Excerpt
== == ==

Not all tasks go through the stages in the same level of detail. A simple task can be closed quickly, but even it must keep the result, assignee, and a clear completion decision.

Roles in Task Work

The same task looks different to different participants.

Employee uses the task as working instructions: what to do, which materials to open, whom to ask, which checklist items to close, and when to send the result for review.

Department manager uses tasks to control the flow: what is overdue, what has no assignee, where an assignee is blocked, what is waiting for acceptance, and which obligations need to be reassigned.

Business owner looks at tasks as a sign of process controllability: whether client commitments are being lost, whether manual control is accumulating, and whether there are repeatable operations that should be standardized.

Basic Route for a New Task

  1. Create a task with a clear title that describes the result.
  2. Add a description, deadline, assignee, and acceptance criteria.
  3. Specify the project, client, documents, or other relations if context would be lost without them.

== == ==

Listed entries
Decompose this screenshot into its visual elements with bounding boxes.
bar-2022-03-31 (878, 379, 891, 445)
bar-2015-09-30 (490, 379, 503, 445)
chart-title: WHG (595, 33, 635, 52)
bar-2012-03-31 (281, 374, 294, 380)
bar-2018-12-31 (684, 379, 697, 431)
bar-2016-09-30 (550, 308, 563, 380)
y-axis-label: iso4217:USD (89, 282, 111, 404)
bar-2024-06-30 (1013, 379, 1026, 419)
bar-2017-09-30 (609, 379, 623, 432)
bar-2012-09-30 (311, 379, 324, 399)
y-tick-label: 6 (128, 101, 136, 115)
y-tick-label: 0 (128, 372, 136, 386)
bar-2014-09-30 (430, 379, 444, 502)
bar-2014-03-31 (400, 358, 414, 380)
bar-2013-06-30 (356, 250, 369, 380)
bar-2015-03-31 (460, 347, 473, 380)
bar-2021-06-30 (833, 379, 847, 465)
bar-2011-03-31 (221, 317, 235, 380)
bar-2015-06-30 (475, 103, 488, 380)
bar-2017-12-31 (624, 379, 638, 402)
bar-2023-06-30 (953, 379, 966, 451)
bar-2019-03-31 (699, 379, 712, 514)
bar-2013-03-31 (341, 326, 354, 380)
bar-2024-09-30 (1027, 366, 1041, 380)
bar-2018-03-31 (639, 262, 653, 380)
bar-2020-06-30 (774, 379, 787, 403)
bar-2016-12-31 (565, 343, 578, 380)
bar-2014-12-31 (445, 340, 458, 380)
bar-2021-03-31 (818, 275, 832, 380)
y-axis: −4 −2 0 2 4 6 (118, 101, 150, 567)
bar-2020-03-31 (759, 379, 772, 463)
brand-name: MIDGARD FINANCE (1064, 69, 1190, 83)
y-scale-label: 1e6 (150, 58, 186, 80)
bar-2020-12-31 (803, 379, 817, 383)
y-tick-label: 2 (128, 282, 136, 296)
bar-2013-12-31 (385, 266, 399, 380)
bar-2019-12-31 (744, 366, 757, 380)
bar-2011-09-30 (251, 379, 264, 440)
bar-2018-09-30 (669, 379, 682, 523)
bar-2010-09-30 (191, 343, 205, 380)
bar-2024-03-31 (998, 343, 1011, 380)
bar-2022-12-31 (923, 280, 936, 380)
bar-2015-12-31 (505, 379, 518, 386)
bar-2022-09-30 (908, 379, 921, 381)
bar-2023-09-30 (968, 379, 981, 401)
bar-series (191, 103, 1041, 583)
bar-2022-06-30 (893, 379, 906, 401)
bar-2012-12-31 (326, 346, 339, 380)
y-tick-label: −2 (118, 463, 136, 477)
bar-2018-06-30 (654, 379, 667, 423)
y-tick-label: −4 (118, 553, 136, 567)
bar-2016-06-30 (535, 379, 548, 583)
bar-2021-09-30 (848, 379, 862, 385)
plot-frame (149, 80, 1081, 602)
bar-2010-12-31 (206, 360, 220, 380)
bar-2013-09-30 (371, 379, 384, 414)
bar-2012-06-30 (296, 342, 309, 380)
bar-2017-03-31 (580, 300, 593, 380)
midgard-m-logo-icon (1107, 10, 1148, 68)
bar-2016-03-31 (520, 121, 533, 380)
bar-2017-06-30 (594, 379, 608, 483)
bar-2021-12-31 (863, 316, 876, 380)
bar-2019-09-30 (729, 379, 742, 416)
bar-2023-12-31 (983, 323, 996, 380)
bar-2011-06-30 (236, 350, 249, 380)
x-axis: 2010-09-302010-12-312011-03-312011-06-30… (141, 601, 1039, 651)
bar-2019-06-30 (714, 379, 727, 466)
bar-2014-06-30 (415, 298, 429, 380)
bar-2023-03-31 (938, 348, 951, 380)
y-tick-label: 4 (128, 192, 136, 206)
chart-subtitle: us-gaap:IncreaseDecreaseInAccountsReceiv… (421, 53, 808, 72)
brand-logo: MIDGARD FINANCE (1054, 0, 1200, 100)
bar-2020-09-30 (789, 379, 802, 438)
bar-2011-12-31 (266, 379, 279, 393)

== == ==

Complete the following
A: In the excerpt on task work, what does a department manager use tasks for?
B: Reproduce the section of the excerpt on task work that opens with the words containing "The same task" and closes with "should be standardized.".
C: Write the next part of the excerpt on task work, picking up after its last line.
The rows have nothing to do with the excerpt on task work.

Outputs for the tasks
A: To control the flow.

B:
The same task looks different to different participants.

Employee uses the task as working instructions: what to do, which materials to open, whom to ask, which checklist items to close, and when to send the result for review.

Department manager uses tasks to control the flow: what is overdue, what has no assignee, where an assignee is blocked, what is waiting for acceptance, and which obligations need to be reassigned.

Business owner looks at tasks as a sign of process controllability: whether client commitments are being lost, whether manual control is accumulating, and whether there are repeatable operations that should be standardized.

C:
  4. Add participants by role: creator, assignee, co-executors, observers.
  5. Attach files needed for work or acceptance.
  6. Add a checklist if the task must be completed step by step.
  7. Use comments for questions, decisions, blockers, and sending the result for review.
  8. Control deadlines, planned/actual time, and changes through the task list and activity history.
  9. Close the task only after the result has been accepted.

How a Manager Controls Tasks

Regular control starts not with the question "how is it going", but with working slices in the task list.

A manager's minimum set:

  • overdue tasks for the department;
  • tasks without an assignee;
  • tasks without a deadline;
  • tasks awaiting acceptance;
  • unread tasks involving the manager;
  • client and priority tasks;
  • the weekly plan by person.

If a task appears in a risky slice, open the task drawer and check the context: description, deadline, assignee, comments, files, checklist, and change history. Do not make a management decision from the list row alone.

When a Task Should Become a Process

If the team regularly creates similar tasks, copies the same checklists, assigns the same participants, or repeats the same control actions, that is a signal for standardization.

Use:

  • a template when you need to create similarly structured tasks quickly;
  • a recurring task when work repeats on a schedule;
  • automation when a typical action should start on an event, status, or condition;
  • a saved slice when a manager regularly answers the same management question.

This is how LadVen OS gradually turns from a place for recording tasks into a business operating system: repeatable work becomes predictable, control becomes transparent, and responsibility stays assigned.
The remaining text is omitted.